Job:
Retype the material that follows, keeping every word as it is.
——————————
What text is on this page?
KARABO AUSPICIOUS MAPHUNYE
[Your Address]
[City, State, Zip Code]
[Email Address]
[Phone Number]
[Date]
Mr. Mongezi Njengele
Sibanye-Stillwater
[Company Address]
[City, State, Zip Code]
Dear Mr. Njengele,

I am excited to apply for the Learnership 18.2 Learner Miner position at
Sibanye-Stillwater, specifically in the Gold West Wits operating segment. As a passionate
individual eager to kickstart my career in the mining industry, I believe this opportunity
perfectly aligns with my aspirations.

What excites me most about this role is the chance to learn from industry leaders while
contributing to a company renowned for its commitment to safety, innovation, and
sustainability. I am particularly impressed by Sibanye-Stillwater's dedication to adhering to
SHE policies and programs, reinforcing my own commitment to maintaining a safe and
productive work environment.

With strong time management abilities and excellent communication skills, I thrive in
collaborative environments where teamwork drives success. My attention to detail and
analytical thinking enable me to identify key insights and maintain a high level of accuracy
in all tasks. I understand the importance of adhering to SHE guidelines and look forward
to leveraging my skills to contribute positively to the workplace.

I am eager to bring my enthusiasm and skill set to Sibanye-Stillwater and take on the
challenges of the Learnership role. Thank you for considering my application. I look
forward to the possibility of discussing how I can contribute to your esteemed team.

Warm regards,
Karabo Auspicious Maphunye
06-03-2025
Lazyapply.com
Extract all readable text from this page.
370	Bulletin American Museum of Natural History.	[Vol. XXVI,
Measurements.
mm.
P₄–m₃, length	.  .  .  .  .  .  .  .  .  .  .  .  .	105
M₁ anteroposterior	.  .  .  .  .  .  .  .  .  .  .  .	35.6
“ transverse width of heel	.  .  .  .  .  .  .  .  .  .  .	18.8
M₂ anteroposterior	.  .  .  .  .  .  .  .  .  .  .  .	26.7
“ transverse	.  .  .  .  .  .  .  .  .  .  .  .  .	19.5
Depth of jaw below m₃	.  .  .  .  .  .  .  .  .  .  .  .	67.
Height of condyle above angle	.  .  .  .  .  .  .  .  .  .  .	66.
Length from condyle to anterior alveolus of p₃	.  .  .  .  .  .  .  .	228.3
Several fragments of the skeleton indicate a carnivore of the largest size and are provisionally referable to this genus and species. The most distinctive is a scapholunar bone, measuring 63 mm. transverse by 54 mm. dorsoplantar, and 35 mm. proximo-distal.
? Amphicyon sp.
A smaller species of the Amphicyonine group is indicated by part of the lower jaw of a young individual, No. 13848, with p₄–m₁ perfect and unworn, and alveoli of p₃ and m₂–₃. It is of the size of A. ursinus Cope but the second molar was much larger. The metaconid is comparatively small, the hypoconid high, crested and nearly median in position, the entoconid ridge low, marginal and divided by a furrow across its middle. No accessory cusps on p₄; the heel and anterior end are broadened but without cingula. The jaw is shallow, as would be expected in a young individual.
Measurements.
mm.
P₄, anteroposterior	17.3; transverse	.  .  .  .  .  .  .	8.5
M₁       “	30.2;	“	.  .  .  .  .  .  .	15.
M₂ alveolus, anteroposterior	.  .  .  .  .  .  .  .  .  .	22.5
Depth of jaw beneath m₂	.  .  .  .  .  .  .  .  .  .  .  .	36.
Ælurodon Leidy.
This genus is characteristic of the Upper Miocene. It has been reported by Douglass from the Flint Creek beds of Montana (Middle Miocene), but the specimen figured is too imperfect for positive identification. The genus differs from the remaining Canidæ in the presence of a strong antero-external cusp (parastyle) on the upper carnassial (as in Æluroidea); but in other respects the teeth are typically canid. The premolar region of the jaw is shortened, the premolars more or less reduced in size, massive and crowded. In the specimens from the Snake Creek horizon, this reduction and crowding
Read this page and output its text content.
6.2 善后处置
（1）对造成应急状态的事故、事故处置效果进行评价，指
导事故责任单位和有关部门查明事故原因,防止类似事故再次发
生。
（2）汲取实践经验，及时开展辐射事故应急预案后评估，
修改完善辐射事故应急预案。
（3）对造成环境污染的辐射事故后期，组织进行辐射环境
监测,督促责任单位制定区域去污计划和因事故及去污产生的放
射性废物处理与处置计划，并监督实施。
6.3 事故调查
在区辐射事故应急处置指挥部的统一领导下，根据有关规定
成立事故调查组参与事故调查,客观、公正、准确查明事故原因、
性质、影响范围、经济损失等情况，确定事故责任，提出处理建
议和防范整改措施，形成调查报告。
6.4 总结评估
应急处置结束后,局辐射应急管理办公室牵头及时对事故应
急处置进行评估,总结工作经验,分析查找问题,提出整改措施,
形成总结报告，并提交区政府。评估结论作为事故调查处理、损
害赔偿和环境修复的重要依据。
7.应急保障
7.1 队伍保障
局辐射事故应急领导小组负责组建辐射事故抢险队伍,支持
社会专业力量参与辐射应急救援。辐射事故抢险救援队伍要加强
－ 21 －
——————————
Exercise solution:
What text is on this page?
KARABO AUSPICIOUS MAPHUNYE
[Your Address]
[City, State, Zip Code]
[Email Address]
[Phone Number]
[Date]
Mr. Mongezi Njengele
Sibanye-Stillwater
[Company Address]
[City, State, Zip Code]
Dear Mr. Njengele,

I am excited to apply for the Learnership 18.2 Learner Miner position at
Sibanye-Stillwater, specifically in the Gold West Wits operating segment. As a passionate
individual eager to kickstart my career in the mining industry, I believe this opportunity
perfectly aligns with my aspirations.

What excites me most about this role is the chance to learn from industry leaders while
contributing to a company renowned for its commitment to safety, innovation, and
sustainability. I am particularly impressed by Sibanye-Stillwater's dedication to adhering to
SHE policies and programs, reinforcing my own commitment to maintaining a safe and
productive work environment.

With strong time management abilities and excellent communication skills, I thrive in
collaborative environments where teamwork drives success. My attention to detail and
analytical thinking enable me to identify key insights and maintain a high level of accuracy
in all tasks. I understand the importance of adhering to SHE guidelines and look forward
to leveraging my skills to contribute positively to the workplace.

I am eager to bring my enthusiasm and skill set to Sibanye-Stillwater and take on the
challenges of the Learnership role. Thank you for considering my application. I look
forward to the possibility of discussing how I can contribute to your esteemed team.

Warm regards,
Karabo Auspicious Maphunye
06-03-2025
Lazyapply.com
Extract all readable text from this page.
370	Bulletin American Museum of Natural History.	[Vol. XXVI,
Measurements.
mm.
P₄–m₃, length	.  .  .  .  .  .  .  .  .  .  .  .  .	105
M₁ anteroposterior	.  .  .  .  .  .  .  .  .  .  .  .	35.6
“ transverse width of heel	.  .  .  .  .  .  .  .  .  .  .	18.8
M₂ anteroposterior	.  .  .  .  .  .  .  .  .  .  .  .	26.7
“ transverse	.  .  .  .  .  .  .  .  .  .  .  .  .	19.5
Depth of jaw below m₃	.  .  .  .  .  .  .  .  .  .  .  .	67.
Height of condyle above angle	.  .  .  .  .  .  .  .  .  .  .	66.
Length from condyle to anterior alveolus of p₃	.  .  .  .  .  .  .  .	228.3
Several fragments of the skeleton indicate a carnivore of the largest size and are provisionally referable to this genus and species. The most distinctive is a scapholunar bone, measuring 63 mm. transverse by 54 mm. dorsoplantar, and 35 mm. proximo-distal.
? Amphicyon sp.
A smaller species of the Amphicyonine group is indicated by part of the lower jaw of a young individual, No. 13848, with p₄–m₁ perfect and unworn, and alveoli of p₃ and m₂–₃. It is of the size of A. ursinus Cope but the second molar was much larger. The metaconid is comparatively small, the hypoconid high, crested and nearly median in position, the entoconid ridge low, marginal and divided by a furrow across its middle. No accessory cusps on p₄; the heel and anterior end are broadened but without cingula. The jaw is shallow, as would be expected in a young individual.
Measurements.
mm.
P₄, anteroposterior	17.3; transverse	.  .  .  .  .  .  .	8.5
M₁       “	30.2;	“	.  .  .  .  .  .  .	15.
M₂ alveolus, anteroposterior	.  .  .  .  .  .  .  .  .  .	22.5
Depth of jaw beneath m₂	.  .  .  .  .  .  .  .  .  .  .  .	36.
Ælurodon Leidy.
This genus is characteristic of the Upper Miocene. It has been reported by Douglass from the Flint Creek beds of Montana (Middle Miocene), but the specimen figured is too imperfect for positive identification. The genus differs from the remaining Canidæ in the presence of a strong antero-external cusp (parastyle) on the upper carnassial (as in Æluroidea); but in other respects the teeth are typically canid. The premolar region of the jaw is shortened, the premolars more or less reduced in size, massive and crowded. In the specimens from the Snake Creek horizon, this reduction and crowding
Read this page and output its text content.
6.2 善后处置
（1）对造成应急状态的事故、事故处置效果进行评价，指
导事故责任单位和有关部门查明事故原因,防止类似事故再次发
生。
（2）汲取实践经验，及时开展辐射事故应急预案后评估，
修改完善辐射事故应急预案。
（3）对造成环境污染的辐射事故后期，组织进行辐射环境
监测,督促责任单位制定区域去污计划和因事故及去污产生的放
射性废物处理与处置计划，并监督实施。
6.3 事故调查
在区辐射事故应急处置指挥部的统一领导下，根据有关规定
成立事故调查组参与事故调查,客观、公正、准确查明事故原因、
性质、影响范围、经济损失等情况，确定事故责任，提出处理建
议和防范整改措施，形成调查报告。
6.4 总结评估
应急处置结束后,局辐射应急管理办公室牵头及时对事故应
急处置进行评估,总结工作经验,分析查找问题,提出整改措施,
形成总结报告，并提交区政府。评估结论作为事故调查处理、损
害赔偿和环境修复的重要依据。
7.应急保障
7.1 队伍保障
局辐射事故应急领导小组负责组建辐射事故抢险队伍,支持
社会专业力量参与辐射应急救援。辐射事故抢险救援队伍要加强
－ 21 －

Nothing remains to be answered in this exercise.